Records contained in a dataset:
— Start —

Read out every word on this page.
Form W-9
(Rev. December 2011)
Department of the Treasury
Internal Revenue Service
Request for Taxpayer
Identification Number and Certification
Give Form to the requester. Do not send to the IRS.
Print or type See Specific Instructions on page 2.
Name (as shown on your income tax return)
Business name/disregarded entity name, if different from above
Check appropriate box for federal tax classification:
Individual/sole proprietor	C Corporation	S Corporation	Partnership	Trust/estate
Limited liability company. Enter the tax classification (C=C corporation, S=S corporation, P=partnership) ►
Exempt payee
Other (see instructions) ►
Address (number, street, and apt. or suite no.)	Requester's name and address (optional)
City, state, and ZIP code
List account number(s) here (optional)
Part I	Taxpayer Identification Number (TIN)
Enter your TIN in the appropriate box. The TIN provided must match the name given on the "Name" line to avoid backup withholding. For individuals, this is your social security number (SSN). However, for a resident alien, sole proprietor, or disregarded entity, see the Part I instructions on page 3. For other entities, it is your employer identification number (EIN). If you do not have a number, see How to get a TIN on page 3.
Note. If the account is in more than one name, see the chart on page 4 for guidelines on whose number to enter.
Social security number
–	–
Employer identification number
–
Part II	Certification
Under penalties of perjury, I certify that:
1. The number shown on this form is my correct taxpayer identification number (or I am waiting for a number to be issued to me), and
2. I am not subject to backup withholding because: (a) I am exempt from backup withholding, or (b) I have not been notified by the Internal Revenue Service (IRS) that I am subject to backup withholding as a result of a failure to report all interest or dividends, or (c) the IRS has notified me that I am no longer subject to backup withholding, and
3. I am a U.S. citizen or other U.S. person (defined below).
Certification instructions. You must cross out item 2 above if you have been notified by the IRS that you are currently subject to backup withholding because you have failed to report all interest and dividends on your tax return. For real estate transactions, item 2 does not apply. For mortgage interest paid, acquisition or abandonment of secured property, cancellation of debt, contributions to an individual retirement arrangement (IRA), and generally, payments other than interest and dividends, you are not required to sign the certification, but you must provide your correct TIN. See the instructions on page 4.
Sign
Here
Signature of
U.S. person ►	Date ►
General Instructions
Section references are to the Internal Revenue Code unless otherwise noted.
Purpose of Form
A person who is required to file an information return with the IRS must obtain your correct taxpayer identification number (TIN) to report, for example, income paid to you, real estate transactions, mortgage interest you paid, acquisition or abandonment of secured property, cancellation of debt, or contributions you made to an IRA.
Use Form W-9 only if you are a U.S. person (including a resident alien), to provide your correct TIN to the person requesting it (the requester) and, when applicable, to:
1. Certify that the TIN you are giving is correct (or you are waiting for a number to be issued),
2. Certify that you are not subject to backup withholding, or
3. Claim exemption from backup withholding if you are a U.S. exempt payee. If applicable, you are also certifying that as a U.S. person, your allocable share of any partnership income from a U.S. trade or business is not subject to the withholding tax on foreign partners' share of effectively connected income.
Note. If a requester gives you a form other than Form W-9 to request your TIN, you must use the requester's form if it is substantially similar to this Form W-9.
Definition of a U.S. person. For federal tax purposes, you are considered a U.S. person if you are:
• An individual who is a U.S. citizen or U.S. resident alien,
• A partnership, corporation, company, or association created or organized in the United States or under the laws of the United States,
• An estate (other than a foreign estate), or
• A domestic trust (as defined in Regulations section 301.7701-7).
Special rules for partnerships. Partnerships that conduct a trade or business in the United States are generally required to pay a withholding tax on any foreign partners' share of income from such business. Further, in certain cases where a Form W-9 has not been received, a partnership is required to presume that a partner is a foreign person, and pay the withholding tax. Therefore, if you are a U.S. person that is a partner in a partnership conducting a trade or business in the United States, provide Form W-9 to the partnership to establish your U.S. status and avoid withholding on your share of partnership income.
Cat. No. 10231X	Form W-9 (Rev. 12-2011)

— End —

* [REQUIRED WORK]:
From the entries above, copy every line that holds the word "Service".

* [RESULT FOR THIS EXERCISE]:
Internal Revenue Service
2. I am not subject to backup withholding because: (a) I am exempt from backup withholding, or (b) I have not been notified by the Internal Revenue Service (IRS) that I am subject to backup withholding as a result of a failure to report all interest or dividends, or (c) the IRS has notified me that I am no longer subject to backup withholding, and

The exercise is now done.